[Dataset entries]
►

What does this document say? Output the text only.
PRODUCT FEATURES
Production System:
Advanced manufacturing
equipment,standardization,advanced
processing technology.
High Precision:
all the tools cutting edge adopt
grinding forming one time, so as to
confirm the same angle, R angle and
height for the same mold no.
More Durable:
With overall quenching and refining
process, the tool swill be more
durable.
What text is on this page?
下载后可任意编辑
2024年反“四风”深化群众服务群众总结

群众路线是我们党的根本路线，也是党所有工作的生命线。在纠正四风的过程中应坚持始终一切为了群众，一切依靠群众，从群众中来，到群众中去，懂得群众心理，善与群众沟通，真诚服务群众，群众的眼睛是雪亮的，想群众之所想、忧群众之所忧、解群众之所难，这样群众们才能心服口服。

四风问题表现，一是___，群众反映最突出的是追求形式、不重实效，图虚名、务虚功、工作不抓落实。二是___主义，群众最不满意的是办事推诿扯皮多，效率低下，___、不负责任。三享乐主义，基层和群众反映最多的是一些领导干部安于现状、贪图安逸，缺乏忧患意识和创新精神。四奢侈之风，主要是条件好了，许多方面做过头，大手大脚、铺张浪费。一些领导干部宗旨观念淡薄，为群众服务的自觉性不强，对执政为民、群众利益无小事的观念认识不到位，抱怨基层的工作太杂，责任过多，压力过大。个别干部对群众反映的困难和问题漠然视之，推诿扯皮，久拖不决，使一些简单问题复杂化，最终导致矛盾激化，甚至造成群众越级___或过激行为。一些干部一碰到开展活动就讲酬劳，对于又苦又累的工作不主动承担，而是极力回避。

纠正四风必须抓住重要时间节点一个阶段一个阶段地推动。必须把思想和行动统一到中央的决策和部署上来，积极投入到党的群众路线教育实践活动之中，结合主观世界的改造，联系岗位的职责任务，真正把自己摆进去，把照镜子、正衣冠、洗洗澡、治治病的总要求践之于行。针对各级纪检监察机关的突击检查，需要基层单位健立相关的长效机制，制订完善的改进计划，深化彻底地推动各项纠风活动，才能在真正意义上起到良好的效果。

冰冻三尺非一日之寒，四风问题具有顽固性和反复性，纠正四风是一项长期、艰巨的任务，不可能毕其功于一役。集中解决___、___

◄
►

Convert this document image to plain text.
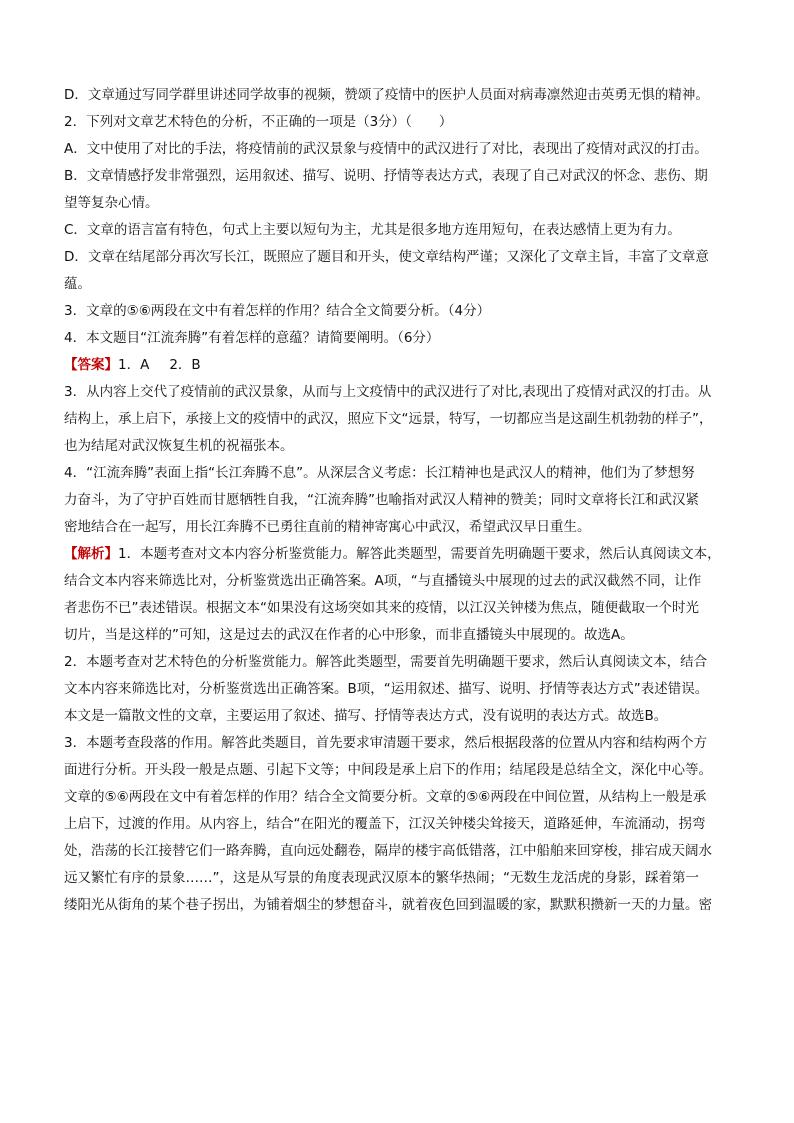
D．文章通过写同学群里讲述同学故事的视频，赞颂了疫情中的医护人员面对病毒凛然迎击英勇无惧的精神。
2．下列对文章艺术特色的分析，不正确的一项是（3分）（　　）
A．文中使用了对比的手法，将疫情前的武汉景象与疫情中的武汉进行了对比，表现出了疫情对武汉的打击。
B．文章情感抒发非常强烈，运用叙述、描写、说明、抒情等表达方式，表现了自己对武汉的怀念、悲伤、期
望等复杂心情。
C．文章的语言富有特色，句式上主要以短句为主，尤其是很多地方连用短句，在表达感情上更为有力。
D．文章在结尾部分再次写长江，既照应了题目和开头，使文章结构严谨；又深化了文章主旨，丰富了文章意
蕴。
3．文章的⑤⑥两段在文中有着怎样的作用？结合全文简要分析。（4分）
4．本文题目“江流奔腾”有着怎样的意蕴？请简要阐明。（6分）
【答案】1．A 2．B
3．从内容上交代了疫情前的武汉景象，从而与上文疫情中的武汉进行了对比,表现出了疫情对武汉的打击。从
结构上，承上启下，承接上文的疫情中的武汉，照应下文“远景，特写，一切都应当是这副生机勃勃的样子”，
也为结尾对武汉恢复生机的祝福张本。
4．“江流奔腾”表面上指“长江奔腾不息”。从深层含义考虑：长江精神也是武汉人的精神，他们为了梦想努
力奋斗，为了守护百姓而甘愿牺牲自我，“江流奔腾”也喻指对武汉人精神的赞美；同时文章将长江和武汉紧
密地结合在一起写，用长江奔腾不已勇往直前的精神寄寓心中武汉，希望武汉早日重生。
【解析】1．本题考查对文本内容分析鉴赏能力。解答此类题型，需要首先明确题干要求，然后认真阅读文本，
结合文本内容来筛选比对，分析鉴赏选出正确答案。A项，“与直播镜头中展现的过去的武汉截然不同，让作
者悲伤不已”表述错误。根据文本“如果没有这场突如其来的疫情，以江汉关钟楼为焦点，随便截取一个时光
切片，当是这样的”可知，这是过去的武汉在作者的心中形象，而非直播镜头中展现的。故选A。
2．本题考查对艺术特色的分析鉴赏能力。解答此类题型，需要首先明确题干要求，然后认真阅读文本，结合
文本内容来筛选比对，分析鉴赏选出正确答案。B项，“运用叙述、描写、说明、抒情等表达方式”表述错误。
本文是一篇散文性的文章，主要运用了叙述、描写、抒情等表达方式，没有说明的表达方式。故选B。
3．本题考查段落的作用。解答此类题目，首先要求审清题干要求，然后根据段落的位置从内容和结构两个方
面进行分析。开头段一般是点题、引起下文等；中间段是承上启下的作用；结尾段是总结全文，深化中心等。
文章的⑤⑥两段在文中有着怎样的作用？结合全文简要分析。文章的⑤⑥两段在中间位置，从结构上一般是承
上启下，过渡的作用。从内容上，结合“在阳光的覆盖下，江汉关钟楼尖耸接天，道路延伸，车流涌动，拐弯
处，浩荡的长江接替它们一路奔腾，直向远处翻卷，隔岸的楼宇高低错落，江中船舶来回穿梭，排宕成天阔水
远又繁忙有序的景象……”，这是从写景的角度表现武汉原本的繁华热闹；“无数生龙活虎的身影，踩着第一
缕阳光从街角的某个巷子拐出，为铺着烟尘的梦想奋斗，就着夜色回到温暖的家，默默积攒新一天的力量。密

◄

Written exercise >> Collect the lines of the records that include the string "解答此类题型".

Solved exercise >>
【解析】1．本题考查对文本内容分析鉴赏能力。解答此类题型，需要首先明确题干要求，然后认真阅读文本，
2．本题考查对艺术特色的分析鉴赏能力。解答此类题型，需要首先明确题干要求，然后认真阅读文本，结合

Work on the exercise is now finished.